## TASK TO COMPLETE:
Each record below should be output verbatim, without pictures.
## Begin DATASET CONTENT
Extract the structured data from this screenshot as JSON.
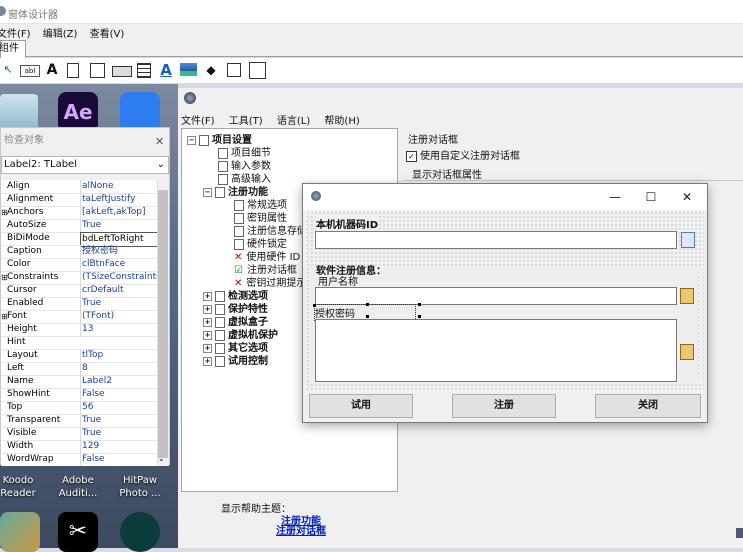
{
  "designer": {
    "title": "窗体设计器",
    "menu": [
      "文件(F)",
      "编辑(Z)",
      "查看(V)"
    ],
    "tab": "组件"
  },
  "desktop": {
    "labels": [
      {
        "line1": "Koodo",
        "line2": "Reader"
      },
      {
        "line1": "Adobe",
        "line2": "Auditi..."
      },
      {
        "line1": "HitPaw",
        "line2": "Photo ..."
      }
    ]
  },
  "inspector": {
    "title": "检查对象",
    "selected": "Label2: TLabel",
    "properties": [
      {
        "name": "Align",
        "value": "alNone",
        "exp": ""
      },
      {
        "name": "Alignment",
        "value": "taLeftJustify",
        "exp": ""
      },
      {
        "name": "Anchors",
        "value": "[akLeft,akTop]",
        "exp": "⊞"
      },
      {
        "name": "AutoSize",
        "value": "True",
        "exp": ""
      },
      {
        "name": "BiDiMode",
        "value": "bdLeftToRight",
        "exp": ""
      },
      {
        "name": "Caption",
        "value": "授权密码",
        "exp": ""
      },
      {
        "name": "Color",
        "value": "clBtnFace",
        "exp": ""
      },
      {
        "name": "Constraints",
        "value": "(TSizeConstraints)",
        "exp": "⊞"
      },
      {
        "name": "Cursor",
        "value": "crDefault",
        "exp": ""
      },
      {
        "name": "Enabled",
        "value": "True",
        "exp": ""
      },
      {
        "name": "Font",
        "value": "(TFont)",
        "exp": "⊞"
      },
      {
        "name": "Height",
        "value": "13",
        "exp": ""
      },
      {
        "name": "Hint",
        "value": "",
        "exp": ""
      },
      {
        "name": "Layout",
        "value": "tlTop",
        "exp": ""
      },
      {
        "name": "Left",
        "value": "8",
        "exp": ""
      },
      {
        "name": "Name",
        "value": "Label2",
        "exp": ""
      },
      {
        "name": "ShowHint",
        "value": "False",
        "exp": ""
      },
      {
        "name": "Top",
        "value": "56",
        "exp": ""
      },
      {
        "name": "Transparent",
        "value": "True",
        "exp": ""
      },
      {
        "name": "Visible",
        "value": "True",
        "exp": ""
      },
      {
        "name": "Width",
        "value": "129",
        "exp": ""
      },
      {
        "name": "WordWrap",
        "value": "False",
        "exp": ""
      }
    ]
  },
  "app": {
    "menu": [
      "文件(F)",
      "工具(T)",
      "语言(L)",
      "帮助(H)"
    ],
    "tree": {
      "root": "项目设置",
      "root_children": [
        "项目细节",
        "输入参数",
        "高级输入"
      ],
      "reg": "注册功能",
      "reg_children": [
        "常规选项",
        "密钥属性",
        "注册信息存储",
        "硬件锁定",
        "使用硬件 ID",
        "注册对话框",
        "密钥过期提示"
      ],
      "others": [
        "检测选项",
        "保护特性",
        "虚拟盒子",
        "虚拟机保护",
        "其它选项",
        "试用控制"
      ]
    },
    "right": {
      "section": "注册对话框",
      "checkbox": "使用自定义注册对话框",
      "sub": "显示对话框属性"
    },
    "help": {
      "label": "显示帮助主题：",
      "links": [
        "注册功能",
        "注册对话框"
      ]
    }
  },
  "dialog": {
    "machine_id_label": "本机机器码ID",
    "reg_info_label": "软件注册信息：",
    "username_label": "用户名称",
    "password_label": "授权密码",
    "buttons": [
      "试用",
      "注册",
      "关闭"
    ]
  }
}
## End DATASET CONTENT
## OUTPUT OF THE TASK:
Extract the structured data from this screenshot as JSON.
{
  "designer": {
    "title": "窗体设计器",
    "menu": [
      "文件(F)",
      "编辑(Z)",
      "查看(V)"
    ],
    "tab": "组件"
  },
  "desktop": {
    "labels": [
      {
        "line1": "Koodo",
        "line2": "Reader"
      },
      {
        "line1": "Adobe",
        "line2": "Auditi..."
      },
      {
        "line1": "HitPaw",
        "line2": "Photo ..."
      }
    ]
  },
  "inspector": {
    "title": "检查对象",
    "selected": "Label2: TLabel",
    "properties": [
      {
        "name": "Align",
        "value": "alNone",
        "exp": ""
      },
      {
        "name": "Alignment",
        "value": "taLeftJustify",
        "exp": ""
      },
      {
        "name": "Anchors",
        "value": "[akLeft,akTop]",
        "exp": "⊞"
      },
      {
        "name": "AutoSize",
        "value": "True",
        "exp": ""
      },
      {
        "name": "BiDiMode",
        "value": "bdLeftToRight",
        "exp": ""
      },
      {
        "name": "Caption",
        "value": "授权密码",
        "exp": ""
      },
      {
        "name": "Color",
        "value": "clBtnFace",
        "exp": ""
      },
      {
        "name": "Constraints",
        "value": "(TSizeConstraints)",
        "exp": "⊞"
      },
      {
        "name": "Cursor",
        "value": "crDefault",
        "exp": ""
      },
      {
        "name": "Enabled",
        "value": "True",
        "exp": ""
      },
      {
        "name": "Font",
        "value": "(TFont)",
        "exp": "⊞"
      },
      {
        "name": "Height",
        "value": "13",
        "exp": ""
      },
      {
        "name": "Hint",
        "value": "",
        "exp": ""
      },
      {
        "name": "Layout",
        "value": "tlTop",
        "exp": ""
      },
      {
        "name": "Left",
        "value": "8",
        "exp": ""
      },
      {
        "name": "Name",
        "value": "Label2",
        "exp": ""
      },
      {
        "name": "ShowHint",
        "value": "False",
        "exp": ""
      },
      {
        "name": "Top",
        "value": "56",
        "exp": ""
      },
      {
        "name": "Transparent",
        "value": "True",
        "exp": ""
      },
      {
        "name": "Visible",
        "value": "True",
        "exp": ""
      },
      {
        "name": "Width",
        "value": "129",
        "exp": ""
      },
      {
        "name": "WordWrap",
        "value": "False",
        "exp": ""
      }
    ]
  },
  "app": {
    "menu": [
      "文件(F)",
      "工具(T)",
      "语言(L)",
      "帮助(H)"
    ],
    "tree": {
      "root": "项目设置",
      "root_children": [
        "项目细节",
        "输入参数",
        "高级输入"
      ],
      "reg": "注册功能",
      "reg_children": [
        "常规选项",
        "密钥属性",
        "注册信息存储",
        "硬件锁定",
        "使用硬件 ID",
        "注册对话框",
        "密钥过期提示"
      ],
      "others": [
        "检测选项",
        "保护特性",
        "虚拟盒子",
        "虚拟机保护",
        "其它选项",
        "试用控制"
      ]
    },
    "right": {
      "section": "注册对话框",
      "checkbox": "使用自定义注册对话框",
      "sub": "显示对话框属性"
    },
    "help": {
      "label": "显示帮助主题：",
      "links": [
        "注册功能",
        "注册对话框"
      ]
    }
  },
  "dialog": {
    "machine_id_label": "本机机器码ID",
    "reg_info_label": "软件注册信息：",
    "username_label": "用户名称",
    "password_label": "授权密码",
    "buttons": [
      "试用",
      "注册",
      "关闭"
    ]
  }
}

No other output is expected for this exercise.